• SHORT PROBLEM: Please transcribe the data below exactly. Leave the pictures out.
### RECORDS TO USE
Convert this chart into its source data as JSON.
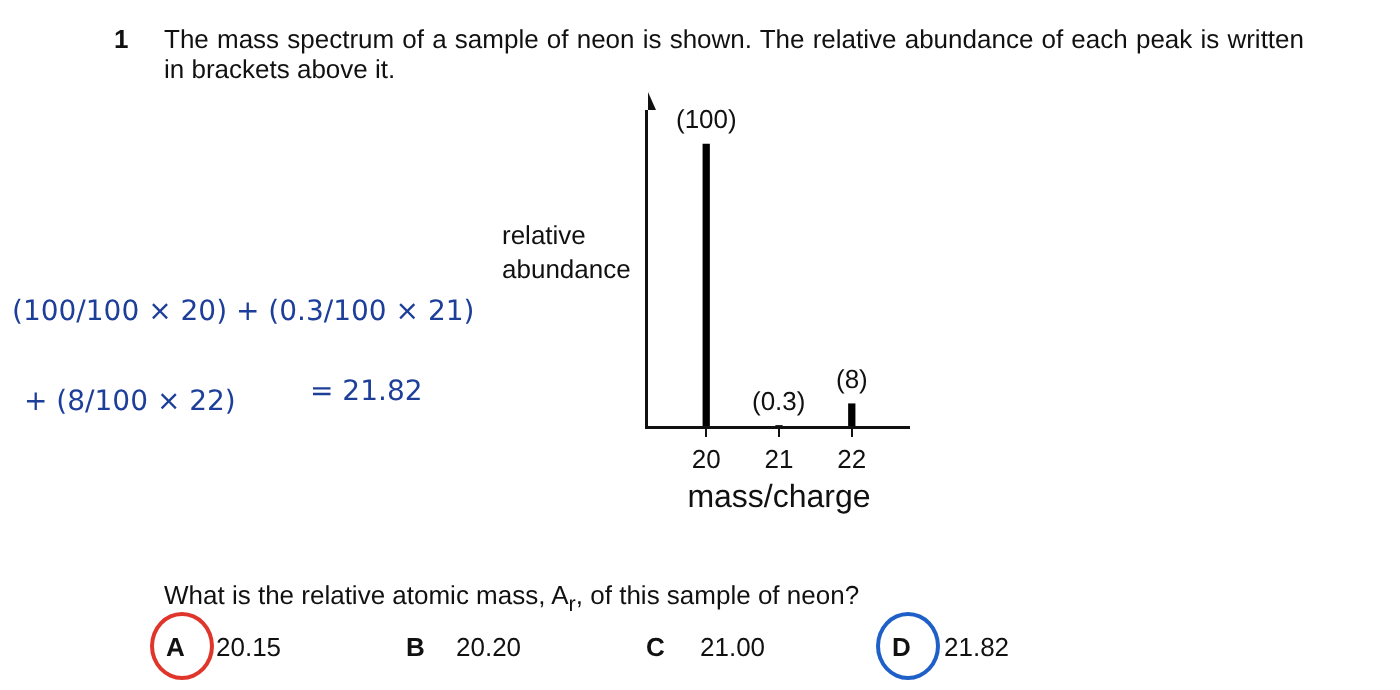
{
  "chart_data": {
    "type": "bar",
    "title": "The mass spectrum of a sample of neon is shown. The relative abundance of each peak is written in brackets above it.",
    "x": [
      20,
      21,
      22
    ],
    "values": [
      100,
      0.3,
      8
    ],
    "value_labels": [
      "(100)",
      "(0.3)",
      "(8)"
    ],
    "color": "#000000",
    "xlim": [
      19.2,
      22.8
    ],
    "xticks": [
      20,
      21,
      22
    ],
    "tick_labels": "x",
    "grid": false,
    "legend": false,
    "xlabel": "mass/charge",
    "ylabel": "relative abundance",
    "annotations": [
      "1",
      "What is the relative atomic mass, A$_{r}$, of this sample of neon?",
      "A",
      "20.15",
      "B",
      "20.20",
      "C",
      "21.00",
      "D",
      "21.82",
      "(100/100 × 20) + (0.3/100 × 21)",
      "+ (8/100 × 22)",
      "= 21.82"
    ]
  }
}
######
• RESULT OF THE TASK:
Convert this chart into its source data as JSON.
{
  "chart_data": {
    "type": "bar",
    "title": "The mass spectrum of a sample of neon is shown. The relative abundance of each peak is written in brackets above it.",
    "x": [
      20,
      21,
      22
    ],
    "values": [
      100,
      0.3,
      8
    ],
    "value_labels": [
      "(100)",
      "(0.3)",
      "(8)"
    ],
    "color": "#000000",
    "xlim": [
      19.2,
      22.8
    ],
    "xticks": [
      20,
      21,
      22
    ],
    "tick_labels": "x",
    "grid": false,
    "legend": false,
    "xlabel": "mass/charge",
    "ylabel": "relative abundance",
    "annotations": [
      "1",
      "What is the relative atomic mass, A$_{r}$, of this sample of neon?",
      "A",
      "20.15",
      "B",
      "20.20",
      "C",
      "21.00",
      "D",
      "21.82",
      "(100/100 × 20) + (0.3/100 × 21)",
      "+ (8/100 × 22)",
      "= 21.82"
    ]
  }
}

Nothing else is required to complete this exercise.